● STATED TASK
Below are some entries. Copy each line that holds the string "JSON".

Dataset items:
#####

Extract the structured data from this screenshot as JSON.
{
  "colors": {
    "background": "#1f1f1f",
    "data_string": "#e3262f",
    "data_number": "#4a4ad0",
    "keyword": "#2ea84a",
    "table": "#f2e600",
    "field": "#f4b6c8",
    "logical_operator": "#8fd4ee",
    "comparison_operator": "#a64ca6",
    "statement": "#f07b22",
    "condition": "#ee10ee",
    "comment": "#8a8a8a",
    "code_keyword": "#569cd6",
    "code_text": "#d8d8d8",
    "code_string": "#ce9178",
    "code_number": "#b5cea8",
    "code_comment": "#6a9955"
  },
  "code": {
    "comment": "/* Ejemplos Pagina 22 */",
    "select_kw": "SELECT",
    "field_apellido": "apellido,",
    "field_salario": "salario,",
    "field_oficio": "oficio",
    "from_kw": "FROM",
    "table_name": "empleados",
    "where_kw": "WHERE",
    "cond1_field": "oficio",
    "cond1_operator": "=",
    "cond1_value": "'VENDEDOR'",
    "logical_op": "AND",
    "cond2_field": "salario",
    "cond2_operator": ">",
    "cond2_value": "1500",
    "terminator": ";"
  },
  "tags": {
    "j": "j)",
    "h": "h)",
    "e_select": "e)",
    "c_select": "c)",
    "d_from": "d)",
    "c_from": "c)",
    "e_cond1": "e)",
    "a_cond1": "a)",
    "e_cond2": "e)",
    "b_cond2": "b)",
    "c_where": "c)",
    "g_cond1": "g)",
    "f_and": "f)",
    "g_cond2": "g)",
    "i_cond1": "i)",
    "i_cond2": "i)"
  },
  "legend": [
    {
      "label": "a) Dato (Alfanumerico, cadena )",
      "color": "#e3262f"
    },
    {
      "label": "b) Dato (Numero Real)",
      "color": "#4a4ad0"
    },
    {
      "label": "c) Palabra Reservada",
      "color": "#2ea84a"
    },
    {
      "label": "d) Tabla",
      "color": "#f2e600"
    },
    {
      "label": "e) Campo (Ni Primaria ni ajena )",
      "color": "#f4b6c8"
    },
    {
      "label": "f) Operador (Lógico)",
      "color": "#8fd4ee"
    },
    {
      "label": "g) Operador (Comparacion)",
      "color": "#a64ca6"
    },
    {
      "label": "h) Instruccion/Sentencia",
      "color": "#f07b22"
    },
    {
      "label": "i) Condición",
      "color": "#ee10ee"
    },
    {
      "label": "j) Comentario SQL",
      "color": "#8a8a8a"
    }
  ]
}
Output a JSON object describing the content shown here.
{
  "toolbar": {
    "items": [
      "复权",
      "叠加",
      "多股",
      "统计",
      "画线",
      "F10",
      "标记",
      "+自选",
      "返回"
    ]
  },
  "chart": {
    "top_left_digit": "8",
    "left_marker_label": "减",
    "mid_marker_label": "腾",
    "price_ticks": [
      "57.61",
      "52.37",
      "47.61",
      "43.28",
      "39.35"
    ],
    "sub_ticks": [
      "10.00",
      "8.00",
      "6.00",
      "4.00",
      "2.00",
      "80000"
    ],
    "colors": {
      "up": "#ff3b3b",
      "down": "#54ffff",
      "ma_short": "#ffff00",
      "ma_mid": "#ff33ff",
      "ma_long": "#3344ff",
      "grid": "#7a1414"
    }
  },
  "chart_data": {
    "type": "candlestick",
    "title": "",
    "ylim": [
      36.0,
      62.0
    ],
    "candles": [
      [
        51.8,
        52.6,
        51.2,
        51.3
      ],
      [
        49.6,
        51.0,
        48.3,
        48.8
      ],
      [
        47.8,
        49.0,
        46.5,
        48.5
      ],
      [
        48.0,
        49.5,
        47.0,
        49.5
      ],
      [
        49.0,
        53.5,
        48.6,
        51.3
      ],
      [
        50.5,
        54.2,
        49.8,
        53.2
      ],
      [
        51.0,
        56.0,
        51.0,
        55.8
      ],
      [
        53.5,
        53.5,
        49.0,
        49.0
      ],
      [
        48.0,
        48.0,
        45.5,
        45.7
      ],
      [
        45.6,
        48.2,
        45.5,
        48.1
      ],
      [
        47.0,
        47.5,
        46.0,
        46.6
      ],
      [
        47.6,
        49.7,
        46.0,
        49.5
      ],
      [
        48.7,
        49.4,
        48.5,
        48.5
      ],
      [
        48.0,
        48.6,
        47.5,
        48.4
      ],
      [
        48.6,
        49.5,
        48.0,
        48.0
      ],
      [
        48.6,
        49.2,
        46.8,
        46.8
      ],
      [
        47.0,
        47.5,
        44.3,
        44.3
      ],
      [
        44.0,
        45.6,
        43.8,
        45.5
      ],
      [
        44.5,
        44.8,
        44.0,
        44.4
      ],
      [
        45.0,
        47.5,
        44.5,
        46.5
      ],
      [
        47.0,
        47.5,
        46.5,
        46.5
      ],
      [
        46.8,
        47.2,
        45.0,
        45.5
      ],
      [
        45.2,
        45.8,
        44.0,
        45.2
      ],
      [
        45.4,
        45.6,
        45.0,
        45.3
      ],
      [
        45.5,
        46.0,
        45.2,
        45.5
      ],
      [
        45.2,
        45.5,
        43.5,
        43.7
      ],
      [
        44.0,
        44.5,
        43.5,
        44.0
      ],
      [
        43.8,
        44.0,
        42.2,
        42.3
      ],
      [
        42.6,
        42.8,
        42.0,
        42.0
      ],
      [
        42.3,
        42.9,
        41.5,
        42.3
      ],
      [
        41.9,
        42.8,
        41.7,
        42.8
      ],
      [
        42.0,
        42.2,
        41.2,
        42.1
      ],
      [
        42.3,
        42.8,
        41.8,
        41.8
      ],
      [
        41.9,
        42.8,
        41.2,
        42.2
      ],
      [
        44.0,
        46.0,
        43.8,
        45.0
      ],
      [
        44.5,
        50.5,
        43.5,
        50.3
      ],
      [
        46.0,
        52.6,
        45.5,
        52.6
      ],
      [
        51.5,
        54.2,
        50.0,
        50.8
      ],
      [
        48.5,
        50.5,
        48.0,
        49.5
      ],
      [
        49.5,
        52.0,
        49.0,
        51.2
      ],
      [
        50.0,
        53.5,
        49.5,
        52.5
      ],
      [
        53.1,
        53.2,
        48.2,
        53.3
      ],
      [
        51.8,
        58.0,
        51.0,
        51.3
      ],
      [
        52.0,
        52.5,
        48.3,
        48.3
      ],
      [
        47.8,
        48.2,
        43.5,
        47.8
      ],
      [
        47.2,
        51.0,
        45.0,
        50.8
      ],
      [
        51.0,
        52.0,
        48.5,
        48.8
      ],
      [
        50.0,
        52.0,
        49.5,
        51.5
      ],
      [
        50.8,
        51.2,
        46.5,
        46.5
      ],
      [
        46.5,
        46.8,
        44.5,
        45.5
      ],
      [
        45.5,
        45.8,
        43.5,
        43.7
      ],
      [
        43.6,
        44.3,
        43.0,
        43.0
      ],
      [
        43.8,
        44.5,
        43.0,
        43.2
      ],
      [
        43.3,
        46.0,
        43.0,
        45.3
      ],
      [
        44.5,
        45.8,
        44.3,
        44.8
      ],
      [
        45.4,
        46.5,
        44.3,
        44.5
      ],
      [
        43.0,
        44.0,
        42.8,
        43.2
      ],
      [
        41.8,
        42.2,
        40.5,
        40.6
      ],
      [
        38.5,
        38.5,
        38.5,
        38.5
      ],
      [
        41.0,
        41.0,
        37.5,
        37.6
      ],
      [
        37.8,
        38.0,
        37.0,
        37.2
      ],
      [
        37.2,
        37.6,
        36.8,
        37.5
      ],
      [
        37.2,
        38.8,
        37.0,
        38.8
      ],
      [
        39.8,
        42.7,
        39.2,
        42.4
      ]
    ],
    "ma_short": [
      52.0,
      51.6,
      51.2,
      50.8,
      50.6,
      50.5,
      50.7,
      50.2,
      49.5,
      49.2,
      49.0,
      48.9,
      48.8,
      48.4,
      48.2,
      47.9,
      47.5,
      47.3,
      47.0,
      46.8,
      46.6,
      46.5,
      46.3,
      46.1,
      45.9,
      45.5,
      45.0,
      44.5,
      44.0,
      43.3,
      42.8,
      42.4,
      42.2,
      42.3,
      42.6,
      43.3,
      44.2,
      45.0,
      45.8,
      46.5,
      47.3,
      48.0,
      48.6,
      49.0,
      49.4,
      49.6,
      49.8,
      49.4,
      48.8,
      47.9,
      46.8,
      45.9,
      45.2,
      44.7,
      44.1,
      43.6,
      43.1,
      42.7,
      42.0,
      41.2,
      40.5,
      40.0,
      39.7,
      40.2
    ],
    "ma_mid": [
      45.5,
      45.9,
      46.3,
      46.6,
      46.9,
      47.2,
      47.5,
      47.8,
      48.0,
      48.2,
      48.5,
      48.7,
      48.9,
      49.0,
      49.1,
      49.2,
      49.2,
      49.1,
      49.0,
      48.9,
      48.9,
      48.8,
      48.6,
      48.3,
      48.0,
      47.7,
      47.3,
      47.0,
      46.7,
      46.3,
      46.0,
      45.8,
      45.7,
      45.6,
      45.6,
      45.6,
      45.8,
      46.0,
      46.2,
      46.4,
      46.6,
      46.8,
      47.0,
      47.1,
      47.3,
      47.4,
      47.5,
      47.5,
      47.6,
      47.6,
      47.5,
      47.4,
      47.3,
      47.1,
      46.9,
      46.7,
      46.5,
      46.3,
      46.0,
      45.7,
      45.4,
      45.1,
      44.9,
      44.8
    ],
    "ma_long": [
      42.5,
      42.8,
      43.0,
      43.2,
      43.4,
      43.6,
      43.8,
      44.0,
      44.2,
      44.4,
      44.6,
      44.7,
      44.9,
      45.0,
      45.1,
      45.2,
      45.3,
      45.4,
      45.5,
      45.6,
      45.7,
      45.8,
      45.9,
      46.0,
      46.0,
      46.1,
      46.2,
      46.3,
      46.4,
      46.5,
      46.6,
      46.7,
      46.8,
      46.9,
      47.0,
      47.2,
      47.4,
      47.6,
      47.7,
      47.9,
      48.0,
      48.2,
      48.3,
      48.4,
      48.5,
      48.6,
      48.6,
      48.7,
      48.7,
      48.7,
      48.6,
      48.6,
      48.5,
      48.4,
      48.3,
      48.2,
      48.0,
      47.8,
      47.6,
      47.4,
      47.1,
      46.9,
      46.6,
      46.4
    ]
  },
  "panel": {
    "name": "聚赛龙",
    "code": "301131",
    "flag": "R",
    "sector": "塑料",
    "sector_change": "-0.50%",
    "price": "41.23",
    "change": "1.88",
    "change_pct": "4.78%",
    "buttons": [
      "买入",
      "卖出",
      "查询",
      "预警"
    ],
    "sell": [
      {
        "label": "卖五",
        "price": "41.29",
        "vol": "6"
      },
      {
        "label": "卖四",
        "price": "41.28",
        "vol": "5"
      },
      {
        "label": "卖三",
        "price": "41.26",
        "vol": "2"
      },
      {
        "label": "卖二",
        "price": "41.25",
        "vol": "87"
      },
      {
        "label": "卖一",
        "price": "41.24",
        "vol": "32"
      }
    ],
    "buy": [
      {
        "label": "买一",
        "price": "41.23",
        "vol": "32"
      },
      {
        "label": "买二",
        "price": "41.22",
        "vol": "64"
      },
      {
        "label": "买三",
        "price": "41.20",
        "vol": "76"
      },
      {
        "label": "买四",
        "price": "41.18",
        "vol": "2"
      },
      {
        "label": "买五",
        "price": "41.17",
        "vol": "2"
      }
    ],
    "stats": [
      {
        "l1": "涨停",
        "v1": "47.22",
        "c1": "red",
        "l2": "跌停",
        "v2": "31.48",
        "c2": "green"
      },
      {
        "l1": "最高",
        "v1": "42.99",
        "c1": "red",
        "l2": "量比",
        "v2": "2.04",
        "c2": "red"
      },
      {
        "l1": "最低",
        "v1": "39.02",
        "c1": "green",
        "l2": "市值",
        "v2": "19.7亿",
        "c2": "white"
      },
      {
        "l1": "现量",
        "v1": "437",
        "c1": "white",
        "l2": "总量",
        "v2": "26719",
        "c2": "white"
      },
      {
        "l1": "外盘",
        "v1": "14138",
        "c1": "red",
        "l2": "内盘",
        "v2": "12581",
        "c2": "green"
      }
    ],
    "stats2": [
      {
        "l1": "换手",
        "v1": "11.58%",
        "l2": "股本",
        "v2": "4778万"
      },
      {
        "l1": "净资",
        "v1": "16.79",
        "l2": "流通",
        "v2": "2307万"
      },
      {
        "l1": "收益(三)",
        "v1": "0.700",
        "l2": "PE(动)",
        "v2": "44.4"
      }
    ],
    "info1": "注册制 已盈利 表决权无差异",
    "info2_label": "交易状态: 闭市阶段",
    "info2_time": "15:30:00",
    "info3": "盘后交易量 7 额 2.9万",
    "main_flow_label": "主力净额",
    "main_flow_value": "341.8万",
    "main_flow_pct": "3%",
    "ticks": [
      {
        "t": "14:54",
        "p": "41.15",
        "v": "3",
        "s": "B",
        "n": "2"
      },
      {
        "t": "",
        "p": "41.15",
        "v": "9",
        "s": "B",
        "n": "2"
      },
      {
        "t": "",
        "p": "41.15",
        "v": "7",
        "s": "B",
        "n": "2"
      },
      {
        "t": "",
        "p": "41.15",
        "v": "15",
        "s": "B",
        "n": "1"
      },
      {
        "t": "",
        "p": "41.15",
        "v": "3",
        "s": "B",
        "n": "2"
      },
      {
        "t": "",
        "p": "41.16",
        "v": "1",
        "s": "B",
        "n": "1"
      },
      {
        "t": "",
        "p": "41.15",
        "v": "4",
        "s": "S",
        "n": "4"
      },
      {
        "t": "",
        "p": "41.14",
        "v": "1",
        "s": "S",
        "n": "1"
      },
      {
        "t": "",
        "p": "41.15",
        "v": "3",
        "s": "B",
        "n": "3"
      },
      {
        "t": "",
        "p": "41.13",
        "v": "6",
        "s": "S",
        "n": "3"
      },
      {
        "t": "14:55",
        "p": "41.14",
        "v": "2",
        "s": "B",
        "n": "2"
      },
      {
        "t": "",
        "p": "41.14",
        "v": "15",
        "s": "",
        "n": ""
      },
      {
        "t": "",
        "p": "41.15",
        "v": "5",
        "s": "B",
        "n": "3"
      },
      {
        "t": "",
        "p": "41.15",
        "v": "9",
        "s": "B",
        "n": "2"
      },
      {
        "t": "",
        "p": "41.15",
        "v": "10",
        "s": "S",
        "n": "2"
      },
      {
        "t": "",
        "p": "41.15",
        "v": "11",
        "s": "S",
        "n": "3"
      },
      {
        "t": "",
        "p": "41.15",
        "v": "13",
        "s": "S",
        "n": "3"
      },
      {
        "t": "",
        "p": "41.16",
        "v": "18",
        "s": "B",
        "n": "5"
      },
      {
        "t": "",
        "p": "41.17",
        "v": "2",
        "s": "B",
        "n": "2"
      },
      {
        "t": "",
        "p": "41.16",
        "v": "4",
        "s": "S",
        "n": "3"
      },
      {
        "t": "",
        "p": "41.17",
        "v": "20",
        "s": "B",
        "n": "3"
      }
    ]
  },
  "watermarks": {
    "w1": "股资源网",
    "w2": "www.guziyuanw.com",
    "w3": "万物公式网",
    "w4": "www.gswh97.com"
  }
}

#####

● RESULT FOR THIS EXERCISE
Extract the structured data from this screenshot as JSON.
Output a JSON object describing the content shown here.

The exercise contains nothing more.